- [Your objective]:
Exactly reproduce each line of the listing that follows.

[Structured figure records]

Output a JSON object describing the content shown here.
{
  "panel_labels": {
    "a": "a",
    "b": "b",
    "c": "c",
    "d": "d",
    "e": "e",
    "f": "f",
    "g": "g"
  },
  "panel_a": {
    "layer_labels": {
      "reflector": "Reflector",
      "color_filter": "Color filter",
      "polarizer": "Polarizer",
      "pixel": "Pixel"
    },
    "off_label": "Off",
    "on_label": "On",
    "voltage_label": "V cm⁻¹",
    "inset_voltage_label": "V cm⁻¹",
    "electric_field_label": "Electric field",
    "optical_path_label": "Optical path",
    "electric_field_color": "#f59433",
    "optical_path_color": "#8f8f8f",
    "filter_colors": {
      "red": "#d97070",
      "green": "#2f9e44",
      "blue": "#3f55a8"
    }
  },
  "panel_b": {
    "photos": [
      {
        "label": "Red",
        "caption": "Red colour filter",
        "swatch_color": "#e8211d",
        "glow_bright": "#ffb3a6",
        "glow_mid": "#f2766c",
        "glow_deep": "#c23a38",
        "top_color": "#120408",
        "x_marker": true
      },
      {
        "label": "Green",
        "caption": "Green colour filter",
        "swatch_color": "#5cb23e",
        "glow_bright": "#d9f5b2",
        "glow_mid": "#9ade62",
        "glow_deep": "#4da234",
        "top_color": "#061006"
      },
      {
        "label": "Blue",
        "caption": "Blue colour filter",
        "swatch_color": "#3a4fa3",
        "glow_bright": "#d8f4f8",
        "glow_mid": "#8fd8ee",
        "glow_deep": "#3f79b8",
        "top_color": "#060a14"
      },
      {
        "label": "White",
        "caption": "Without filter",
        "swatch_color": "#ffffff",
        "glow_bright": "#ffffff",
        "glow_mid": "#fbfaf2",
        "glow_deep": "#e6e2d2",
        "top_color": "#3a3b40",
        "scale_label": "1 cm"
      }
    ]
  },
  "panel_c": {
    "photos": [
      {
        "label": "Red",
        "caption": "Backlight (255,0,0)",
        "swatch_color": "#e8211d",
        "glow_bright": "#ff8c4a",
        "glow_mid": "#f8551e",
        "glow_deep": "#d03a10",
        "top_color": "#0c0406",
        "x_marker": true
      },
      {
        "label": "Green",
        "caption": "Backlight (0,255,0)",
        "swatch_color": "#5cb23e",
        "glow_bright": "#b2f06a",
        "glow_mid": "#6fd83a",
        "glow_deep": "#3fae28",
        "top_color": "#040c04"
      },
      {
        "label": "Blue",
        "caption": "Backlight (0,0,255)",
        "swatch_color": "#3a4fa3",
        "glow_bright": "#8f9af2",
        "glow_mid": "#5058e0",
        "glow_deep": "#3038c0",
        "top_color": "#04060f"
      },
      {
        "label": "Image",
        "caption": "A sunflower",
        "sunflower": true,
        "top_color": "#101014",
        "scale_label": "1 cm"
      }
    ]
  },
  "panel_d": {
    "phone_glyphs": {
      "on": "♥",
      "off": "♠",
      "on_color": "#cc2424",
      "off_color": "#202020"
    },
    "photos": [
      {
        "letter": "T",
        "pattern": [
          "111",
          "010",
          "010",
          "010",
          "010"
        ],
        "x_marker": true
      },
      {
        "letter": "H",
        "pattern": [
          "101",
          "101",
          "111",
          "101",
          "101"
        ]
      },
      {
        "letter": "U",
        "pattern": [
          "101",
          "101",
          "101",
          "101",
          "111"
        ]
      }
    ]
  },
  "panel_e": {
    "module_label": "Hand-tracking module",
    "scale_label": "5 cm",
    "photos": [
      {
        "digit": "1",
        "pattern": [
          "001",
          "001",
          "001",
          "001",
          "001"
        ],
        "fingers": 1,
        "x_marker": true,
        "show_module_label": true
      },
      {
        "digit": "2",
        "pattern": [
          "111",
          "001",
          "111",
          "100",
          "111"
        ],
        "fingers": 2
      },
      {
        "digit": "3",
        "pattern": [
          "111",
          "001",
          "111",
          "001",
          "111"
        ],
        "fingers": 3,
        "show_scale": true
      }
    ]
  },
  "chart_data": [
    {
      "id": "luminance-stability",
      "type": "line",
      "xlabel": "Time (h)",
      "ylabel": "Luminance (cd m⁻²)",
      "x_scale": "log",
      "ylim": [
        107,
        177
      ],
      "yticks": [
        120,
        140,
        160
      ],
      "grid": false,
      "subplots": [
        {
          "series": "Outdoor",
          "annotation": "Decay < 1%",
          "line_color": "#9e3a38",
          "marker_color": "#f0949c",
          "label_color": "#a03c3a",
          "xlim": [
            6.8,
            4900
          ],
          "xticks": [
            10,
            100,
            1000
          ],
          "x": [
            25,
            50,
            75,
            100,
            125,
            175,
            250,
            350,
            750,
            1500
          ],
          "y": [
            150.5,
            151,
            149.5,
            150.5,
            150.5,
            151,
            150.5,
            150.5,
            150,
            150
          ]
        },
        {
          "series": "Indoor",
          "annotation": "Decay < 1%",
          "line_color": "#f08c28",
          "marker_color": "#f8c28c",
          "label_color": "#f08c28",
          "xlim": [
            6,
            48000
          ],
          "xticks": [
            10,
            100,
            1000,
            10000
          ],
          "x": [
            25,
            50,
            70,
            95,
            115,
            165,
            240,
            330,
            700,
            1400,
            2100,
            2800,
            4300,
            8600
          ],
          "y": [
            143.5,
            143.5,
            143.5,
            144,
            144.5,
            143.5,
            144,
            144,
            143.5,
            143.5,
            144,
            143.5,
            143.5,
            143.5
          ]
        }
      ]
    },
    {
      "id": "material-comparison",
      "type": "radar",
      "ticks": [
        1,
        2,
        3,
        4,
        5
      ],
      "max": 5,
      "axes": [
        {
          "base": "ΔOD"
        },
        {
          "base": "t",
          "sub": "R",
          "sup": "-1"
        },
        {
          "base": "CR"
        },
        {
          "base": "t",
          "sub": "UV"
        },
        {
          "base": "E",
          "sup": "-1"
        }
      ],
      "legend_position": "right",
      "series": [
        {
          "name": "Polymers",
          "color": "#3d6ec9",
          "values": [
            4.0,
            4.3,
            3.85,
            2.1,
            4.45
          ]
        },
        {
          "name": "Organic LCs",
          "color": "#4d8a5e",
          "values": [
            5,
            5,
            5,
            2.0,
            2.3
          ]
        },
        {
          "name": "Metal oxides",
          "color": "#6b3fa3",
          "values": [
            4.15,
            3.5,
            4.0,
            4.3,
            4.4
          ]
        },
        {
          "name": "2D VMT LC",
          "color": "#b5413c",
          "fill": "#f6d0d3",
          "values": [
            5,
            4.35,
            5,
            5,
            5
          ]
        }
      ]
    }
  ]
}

- [Result for this task]:
Output a JSON object describing the content shown here.
{
  "panel_labels": {
    "a": "a",
    "b": "b",
    "c": "c",
    "d": "d",
    "e": "e",
    "f": "f",
    "g": "g"
  },
  "panel_a": {
    "layer_labels": {
      "reflector": "Reflector",
      "color_filter": "Color filter",
      "polarizer": "Polarizer",
      "pixel": "Pixel"
    },
    "off_label": "Off",
    "on_label": "On",
    "voltage_label": "V cm⁻¹",
    "inset_voltage_label": "V cm⁻¹",
    "electric_field_label": "Electric field",
    "optical_path_label": "Optical path",
    "electric_field_color": "#f59433",
    "optical_path_color": "#8f8f8f",
    "filter_colors": {
      "red": "#d97070",
      "green": "#2f9e44",
      "blue": "#3f55a8"
    }
  },
  "panel_b": {
    "photos": [
      {
        "label": "Red",
        "caption": "Red colour filter",
        "swatch_color": "#e8211d",
        "glow_bright": "#ffb3a6",
        "glow_mid": "#f2766c",
        "glow_deep": "#c23a38",
        "top_color": "#120408",
        "x_marker": true
      },
      {
        "label": "Green",
        "caption": "Green colour filter",
        "swatch_color": "#5cb23e",
        "glow_bright": "#d9f5b2",
        "glow_mid": "#9ade62",
        "glow_deep": "#4da234",
        "top_color": "#061006"
      },
      {
        "label": "Blue",
        "caption": "Blue colour filter",
        "swatch_color": "#3a4fa3",
        "glow_bright": "#d8f4f8",
        "glow_mid": "#8fd8ee",
        "glow_deep": "#3f79b8",
        "top_color": "#060a14"
      },
      {
        "label": "White",
        "caption": "Without filter",
        "swatch_color": "#ffffff",
        "glow_bright": "#ffffff",
        "glow_mid": "#fbfaf2",
        "glow_deep": "#e6e2d2",
        "top_color": "#3a3b40",
        "scale_label": "1 cm"
      }
    ]
  },
  "panel_c": {
    "photos": [
      {
        "label": "Red",
        "caption": "Backlight (255,0,0)",
        "swatch_color": "#e8211d",
        "glow_bright": "#ff8c4a",
        "glow_mid": "#f8551e",
        "glow_deep": "#d03a10",
        "top_color": "#0c0406",
        "x_marker": true
      },
      {
        "label": "Green",
        "caption": "Backlight (0,255,0)",
        "swatch_color": "#5cb23e",
        "glow_bright": "#b2f06a",
        "glow_mid": "#6fd83a",
        "glow_deep": "#3fae28",
        "top_color": "#040c04"
      },
      {
        "label": "Blue",
        "caption": "Backlight (0,0,255)",
        "swatch_color": "#3a4fa3",
        "glow_bright": "#8f9af2",
        "glow_mid": "#5058e0",
        "glow_deep": "#3038c0",
        "top_color": "#04060f"
      },
      {
        "label": "Image",
        "caption": "A sunflower",
        "sunflower": true,
        "top_color": "#101014",
        "scale_label": "1 cm"
      }
    ]
  },
  "panel_d": {
    "phone_glyphs": {
      "on": "♥",
      "off": "♠",
      "on_color": "#cc2424",
      "off_color": "#202020"
    },
    "photos": [
      {
        "letter": "T",
        "pattern": [
          "111",
          "010",
          "010",
          "010",
          "010"
        ],
        "x_marker": true
      },
      {
        "letter": "H",
        "pattern": [
          "101",
          "101",
          "111",
          "101",
          "101"
        ]
      },
      {
        "letter": "U",
        "pattern": [
          "101",
          "101",
          "101",
          "101",
          "111"
        ]
      }
    ]
  },
  "panel_e": {
    "module_label": "Hand-tracking module",
    "scale_label": "5 cm",
    "photos": [
      {
        "digit": "1",
        "pattern": [
          "001",
          "001",
          "001",
          "001",
          "001"
        ],
        "fingers": 1,
        "x_marker": true,
        "show_module_label": true
      },
      {
        "digit": "2",
        "pattern": [
          "111",
          "001",
          "111",
          "100",
          "111"
        ],
        "fingers": 2
      },
      {
        "digit": "3",
        "pattern": [
          "111",
          "001",
          "111",
          "001",
          "111"
        ],
        "fingers": 3,
        "show_scale": true
      }
    ]
  },
  "chart_data": [
    {
      "id": "luminance-stability",
      "type": "line",
      "xlabel": "Time (h)",
      "ylabel": "Luminance (cd m⁻²)",
      "x_scale": "log",
      "ylim": [
        107,
        177
      ],
      "yticks": [
        120,
        140,
        160
      ],
      "grid": false,
      "subplots": [
        {
          "series": "Outdoor",
          "annotation": "Decay < 1%",
          "line_color": "#9e3a38",
          "marker_color": "#f0949c",
          "label_color": "#a03c3a",
          "xlim": [
            6.8,
            4900
          ],
          "xticks": [
            10,
            100,
            1000
          ],
          "x": [
            25,
            50,
            75,
            100,
            125,
            175,
            250,
            350,
            750,
            1500
          ],
          "y": [
            150.5,
            151,
            149.5,
            150.5,
            150.5,
            151,
            150.5,
            150.5,
            150,
            150
          ]
        },
        {
          "series": "Indoor",
          "annotation": "Decay < 1%",
          "line_color": "#f08c28",
          "marker_color": "#f8c28c",
          "label_color": "#f08c28",
          "xlim": [
            6,
            48000
          ],
          "xticks": [
            10,
            100,
            1000,
            10000
          ],
          "x": [
            25,
            50,
            70,
            95,
            115,
            165,
            240,
            330,
            700,
            1400,
            2100,
            2800,
            4300,
            8600
          ],
          "y": [
            143.5,
            143.5,
            143.5,
            144,
            144.5,
            143.5,
            144,
            144,
            143.5,
            143.5,
            144,
            143.5,
            143.5,
            143.5
          ]
        }
      ]
    },
    {
      "id": "material-comparison",
      "type": "radar",
      "ticks": [
        1,
        2,
        3,
        4,
        5
      ],
      "max": 5,
      "axes": [
        {
          "base": "ΔOD"
        },
        {
          "base": "t",
          "sub": "R",
          "sup": "-1"
        },
        {
          "base": "CR"
        },
        {
          "base": "t",
          "sub": "UV"
        },
        {
          "base": "E",
          "sup": "-1"
        }
      ],
      "legend_position": "right",
      "series": [
        {
          "name": "Polymers",
          "color": "#3d6ec9",
          "values": [
            4.0,
            4.3,
            3.85,
            2.1,
            4.45
          ]
        },
        {
          "name": "Organic LCs",
          "color": "#4d8a5e",
          "values": [
            5,
            5,
            5,
            2.0,
            2.3
          ]
        },
        {
          "name": "Metal oxides",
          "color": "#6b3fa3",
          "values": [
            4.15,
            3.5,
            4.0,
            4.3,
            4.4
          ]
        },
        {
          "name": "2D VMT LC",
          "color": "#b5413c",
          "fill": "#f6d0d3",
          "values": [
            5,
            4.35,
            5,
            5,
            5
          ]
        }
      ]
    }
  ]
}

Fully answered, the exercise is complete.